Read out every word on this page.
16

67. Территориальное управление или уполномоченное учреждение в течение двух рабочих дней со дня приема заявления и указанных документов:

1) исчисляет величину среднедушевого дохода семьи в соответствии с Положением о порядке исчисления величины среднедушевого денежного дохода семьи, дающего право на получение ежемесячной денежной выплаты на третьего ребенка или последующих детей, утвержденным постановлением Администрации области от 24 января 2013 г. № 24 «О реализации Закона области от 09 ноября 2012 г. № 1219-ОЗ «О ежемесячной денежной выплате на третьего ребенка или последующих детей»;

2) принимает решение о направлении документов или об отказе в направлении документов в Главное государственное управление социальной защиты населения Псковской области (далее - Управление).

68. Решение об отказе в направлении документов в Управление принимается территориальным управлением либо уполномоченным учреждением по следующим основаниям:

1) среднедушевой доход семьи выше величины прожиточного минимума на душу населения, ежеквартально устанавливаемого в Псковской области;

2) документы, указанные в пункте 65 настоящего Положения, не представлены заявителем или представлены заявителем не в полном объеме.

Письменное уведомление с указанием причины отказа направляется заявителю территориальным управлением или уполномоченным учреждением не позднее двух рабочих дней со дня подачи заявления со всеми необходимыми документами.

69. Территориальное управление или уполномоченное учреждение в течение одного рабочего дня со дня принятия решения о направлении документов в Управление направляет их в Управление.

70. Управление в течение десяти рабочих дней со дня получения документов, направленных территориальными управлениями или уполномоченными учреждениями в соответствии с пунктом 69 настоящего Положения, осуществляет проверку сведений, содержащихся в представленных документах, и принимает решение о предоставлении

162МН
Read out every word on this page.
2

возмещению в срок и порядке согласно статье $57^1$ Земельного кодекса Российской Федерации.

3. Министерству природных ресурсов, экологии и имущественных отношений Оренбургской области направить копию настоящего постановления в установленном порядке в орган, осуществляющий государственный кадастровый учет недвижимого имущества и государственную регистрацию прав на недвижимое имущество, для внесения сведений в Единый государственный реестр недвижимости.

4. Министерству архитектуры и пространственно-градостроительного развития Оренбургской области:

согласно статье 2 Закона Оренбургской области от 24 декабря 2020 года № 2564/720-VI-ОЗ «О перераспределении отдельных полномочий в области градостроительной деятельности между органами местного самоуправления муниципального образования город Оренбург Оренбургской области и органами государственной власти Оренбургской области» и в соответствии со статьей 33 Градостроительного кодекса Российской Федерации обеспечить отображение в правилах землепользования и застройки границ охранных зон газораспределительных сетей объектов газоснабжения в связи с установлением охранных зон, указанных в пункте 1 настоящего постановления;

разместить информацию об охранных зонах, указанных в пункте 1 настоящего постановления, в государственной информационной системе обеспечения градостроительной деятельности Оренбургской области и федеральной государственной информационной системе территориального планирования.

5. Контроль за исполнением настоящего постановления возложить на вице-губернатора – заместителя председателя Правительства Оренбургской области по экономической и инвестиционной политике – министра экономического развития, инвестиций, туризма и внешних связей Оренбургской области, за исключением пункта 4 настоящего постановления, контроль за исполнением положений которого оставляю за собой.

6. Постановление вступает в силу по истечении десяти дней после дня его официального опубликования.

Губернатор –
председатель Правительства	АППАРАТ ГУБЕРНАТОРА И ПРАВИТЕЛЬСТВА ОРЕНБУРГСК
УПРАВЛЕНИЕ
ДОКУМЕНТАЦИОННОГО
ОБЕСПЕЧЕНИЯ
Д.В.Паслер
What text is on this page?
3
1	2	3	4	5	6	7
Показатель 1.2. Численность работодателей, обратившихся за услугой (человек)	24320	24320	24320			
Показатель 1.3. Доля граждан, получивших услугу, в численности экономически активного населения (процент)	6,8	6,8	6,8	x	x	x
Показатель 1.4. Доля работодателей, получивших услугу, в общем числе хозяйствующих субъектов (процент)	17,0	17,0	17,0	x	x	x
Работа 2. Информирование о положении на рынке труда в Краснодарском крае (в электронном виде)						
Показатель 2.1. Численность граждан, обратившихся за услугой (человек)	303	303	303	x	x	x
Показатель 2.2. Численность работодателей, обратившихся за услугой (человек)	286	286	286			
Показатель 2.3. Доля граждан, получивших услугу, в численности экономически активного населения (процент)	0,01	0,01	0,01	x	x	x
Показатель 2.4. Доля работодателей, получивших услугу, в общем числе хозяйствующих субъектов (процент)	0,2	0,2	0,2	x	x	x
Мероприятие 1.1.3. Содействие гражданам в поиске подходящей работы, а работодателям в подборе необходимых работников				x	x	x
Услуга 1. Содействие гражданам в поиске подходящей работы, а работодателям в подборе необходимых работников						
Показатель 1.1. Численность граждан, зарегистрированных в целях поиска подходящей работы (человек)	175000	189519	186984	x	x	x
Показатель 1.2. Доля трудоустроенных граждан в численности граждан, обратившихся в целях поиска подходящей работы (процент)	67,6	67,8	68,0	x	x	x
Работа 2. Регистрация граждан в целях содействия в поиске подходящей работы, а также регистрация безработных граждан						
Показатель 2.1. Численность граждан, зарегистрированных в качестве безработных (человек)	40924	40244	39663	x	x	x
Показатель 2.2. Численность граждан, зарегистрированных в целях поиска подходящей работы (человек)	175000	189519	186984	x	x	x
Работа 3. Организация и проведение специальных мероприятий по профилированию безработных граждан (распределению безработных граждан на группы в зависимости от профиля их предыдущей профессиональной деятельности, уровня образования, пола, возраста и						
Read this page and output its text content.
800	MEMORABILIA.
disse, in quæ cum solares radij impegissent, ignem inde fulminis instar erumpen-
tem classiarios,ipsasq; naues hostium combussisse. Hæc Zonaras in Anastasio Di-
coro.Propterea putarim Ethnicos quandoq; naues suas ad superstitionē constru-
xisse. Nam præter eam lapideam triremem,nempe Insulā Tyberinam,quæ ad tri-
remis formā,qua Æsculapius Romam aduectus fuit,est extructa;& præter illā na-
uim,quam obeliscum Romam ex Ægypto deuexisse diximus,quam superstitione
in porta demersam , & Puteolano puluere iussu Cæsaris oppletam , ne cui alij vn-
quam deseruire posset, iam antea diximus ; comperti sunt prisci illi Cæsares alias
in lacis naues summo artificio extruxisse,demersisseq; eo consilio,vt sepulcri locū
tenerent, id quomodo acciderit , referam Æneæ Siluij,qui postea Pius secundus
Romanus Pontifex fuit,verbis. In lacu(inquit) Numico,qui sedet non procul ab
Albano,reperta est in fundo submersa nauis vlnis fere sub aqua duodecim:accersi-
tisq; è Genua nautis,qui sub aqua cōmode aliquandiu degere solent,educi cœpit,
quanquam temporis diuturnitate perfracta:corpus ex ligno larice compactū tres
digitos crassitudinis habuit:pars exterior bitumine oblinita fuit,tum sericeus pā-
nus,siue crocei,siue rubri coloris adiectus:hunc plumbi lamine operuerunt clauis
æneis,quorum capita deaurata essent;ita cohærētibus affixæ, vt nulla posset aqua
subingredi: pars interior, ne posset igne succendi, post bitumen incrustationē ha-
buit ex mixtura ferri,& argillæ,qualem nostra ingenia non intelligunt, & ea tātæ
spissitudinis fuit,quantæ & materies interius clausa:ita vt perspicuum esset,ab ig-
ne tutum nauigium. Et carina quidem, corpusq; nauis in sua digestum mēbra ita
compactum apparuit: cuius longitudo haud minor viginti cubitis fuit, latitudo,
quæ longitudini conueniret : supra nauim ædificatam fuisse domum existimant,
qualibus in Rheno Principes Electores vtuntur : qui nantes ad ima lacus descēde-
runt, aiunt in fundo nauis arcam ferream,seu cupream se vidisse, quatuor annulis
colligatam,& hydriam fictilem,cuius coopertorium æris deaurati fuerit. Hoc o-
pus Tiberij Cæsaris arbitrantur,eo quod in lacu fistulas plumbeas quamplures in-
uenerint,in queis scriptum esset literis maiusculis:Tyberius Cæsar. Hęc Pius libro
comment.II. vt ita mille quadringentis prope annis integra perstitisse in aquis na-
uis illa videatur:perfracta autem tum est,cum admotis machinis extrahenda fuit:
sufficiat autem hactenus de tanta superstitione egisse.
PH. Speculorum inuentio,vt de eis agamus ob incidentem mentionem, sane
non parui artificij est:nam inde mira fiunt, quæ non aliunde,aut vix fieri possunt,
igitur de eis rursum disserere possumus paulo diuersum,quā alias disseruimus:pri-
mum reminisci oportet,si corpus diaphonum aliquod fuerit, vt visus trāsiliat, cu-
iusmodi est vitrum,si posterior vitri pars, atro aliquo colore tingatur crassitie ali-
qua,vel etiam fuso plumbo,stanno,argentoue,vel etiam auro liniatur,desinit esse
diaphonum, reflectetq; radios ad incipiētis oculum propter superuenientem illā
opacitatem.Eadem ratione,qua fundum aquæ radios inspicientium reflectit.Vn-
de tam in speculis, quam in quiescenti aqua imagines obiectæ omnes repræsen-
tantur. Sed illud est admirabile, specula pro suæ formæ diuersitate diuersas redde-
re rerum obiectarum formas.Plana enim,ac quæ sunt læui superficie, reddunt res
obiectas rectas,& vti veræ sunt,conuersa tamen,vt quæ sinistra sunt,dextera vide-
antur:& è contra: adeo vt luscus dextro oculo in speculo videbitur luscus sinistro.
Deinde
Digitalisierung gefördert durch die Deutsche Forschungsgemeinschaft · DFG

==================================================

# The exercise
Give every line of the material that includes the string "nauis".

# Result of the exercise
Albano,reperta est in fundo submersa nauis vlnis fere sub aqua duodecim:accersi-
ne tutum nauigium. Et carina quidem, corpusq; nauis in sua digestum mēbra ita
runt, aiunt in fundo nauis arcam ferream,seu cupream se vidisse, quatuor annulis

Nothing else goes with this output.